--- Start Provided information ---

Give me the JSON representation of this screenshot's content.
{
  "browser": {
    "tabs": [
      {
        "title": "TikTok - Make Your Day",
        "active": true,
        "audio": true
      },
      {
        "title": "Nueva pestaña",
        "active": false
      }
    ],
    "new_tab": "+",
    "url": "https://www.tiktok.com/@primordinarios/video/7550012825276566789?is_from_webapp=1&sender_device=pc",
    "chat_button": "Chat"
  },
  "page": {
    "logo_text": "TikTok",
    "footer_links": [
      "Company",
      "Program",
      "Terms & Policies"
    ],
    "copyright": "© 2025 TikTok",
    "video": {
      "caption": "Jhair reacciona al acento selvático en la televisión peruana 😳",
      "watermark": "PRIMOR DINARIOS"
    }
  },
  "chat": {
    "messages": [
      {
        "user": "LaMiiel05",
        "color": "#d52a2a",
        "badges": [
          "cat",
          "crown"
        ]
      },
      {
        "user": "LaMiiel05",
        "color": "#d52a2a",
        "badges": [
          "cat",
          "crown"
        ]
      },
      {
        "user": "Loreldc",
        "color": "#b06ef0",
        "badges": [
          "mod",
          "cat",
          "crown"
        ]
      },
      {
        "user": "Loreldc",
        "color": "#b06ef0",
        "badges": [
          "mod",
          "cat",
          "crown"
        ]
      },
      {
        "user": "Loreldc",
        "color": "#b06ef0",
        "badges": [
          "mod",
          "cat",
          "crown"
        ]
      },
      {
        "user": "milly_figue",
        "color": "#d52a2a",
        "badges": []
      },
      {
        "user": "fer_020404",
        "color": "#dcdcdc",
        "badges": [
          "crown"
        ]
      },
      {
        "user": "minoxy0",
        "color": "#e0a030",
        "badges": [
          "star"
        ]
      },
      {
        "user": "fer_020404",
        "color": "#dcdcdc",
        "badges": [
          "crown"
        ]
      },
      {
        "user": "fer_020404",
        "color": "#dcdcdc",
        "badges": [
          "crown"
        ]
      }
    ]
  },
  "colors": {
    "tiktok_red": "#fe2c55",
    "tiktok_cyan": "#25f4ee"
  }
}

--- End Provided information ---

**What is needed**
Go through the entries and repeat each one exactly.

**Full answer**
Give me the JSON representation of this screenshot's content.
{
  "browser": {
    "tabs": [
      {
        "title": "TikTok - Make Your Day",
        "active": true,
        "audio": true
      },
      {
        "title": "Nueva pestaña",
        "active": false
      }
    ],
    "new_tab": "+",
    "url": "https://www.tiktok.com/@primordinarios/video/7550012825276566789?is_from_webapp=1&sender_device=pc",
    "chat_button": "Chat"
  },
  "page": {
    "logo_text": "TikTok",
    "footer_links": [
      "Company",
      "Program",
      "Terms & Policies"
    ],
    "copyright": "© 2025 TikTok",
    "video": {
      "caption": "Jhair reacciona al acento selvático en la televisión peruana 😳",
      "watermark": "PRIMOR DINARIOS"
    }
  },
  "chat": {
    "messages": [
      {
        "user": "LaMiiel05",
        "color": "#d52a2a",
        "badges": [
          "cat",
          "crown"
        ]
      },
      {
        "user": "LaMiiel05",
        "color": "#d52a2a",
        "badges": [
          "cat",
          "crown"
        ]
      },
      {
        "user": "Loreldc",
        "color": "#b06ef0",
        "badges": [
          "mod",
          "cat",
          "crown"
        ]
      },
      {
        "user": "Loreldc",
        "color": "#b06ef0",
        "badges": [
          "mod",
          "cat",
          "crown"
        ]
      },
      {
        "user": "Loreldc",
        "color": "#b06ef0",
        "badges": [
          "mod",
          "cat",
          "crown"
        ]
      },
      {
        "user": "milly_figue",
        "color": "#d52a2a",
        "badges": []
      },
      {
        "user": "fer_020404",
        "color": "#dcdcdc",
        "badges": [
          "crown"
        ]
      },
      {
        "user": "minoxy0",
        "color": "#e0a030",
        "badges": [
          "star"
        ]
      },
      {
        "user": "fer_020404",
        "color": "#dcdcdc",
        "badges": [
          "crown"
        ]
      },
      {
        "user": "fer_020404",
        "color": "#dcdcdc",
        "badges": [
          "crown"
        ]
      }
    ]
  },
  "colors": {
    "tiktok_red": "#fe2c55",
    "tiktok_cyan": "#25f4ee"
  }
}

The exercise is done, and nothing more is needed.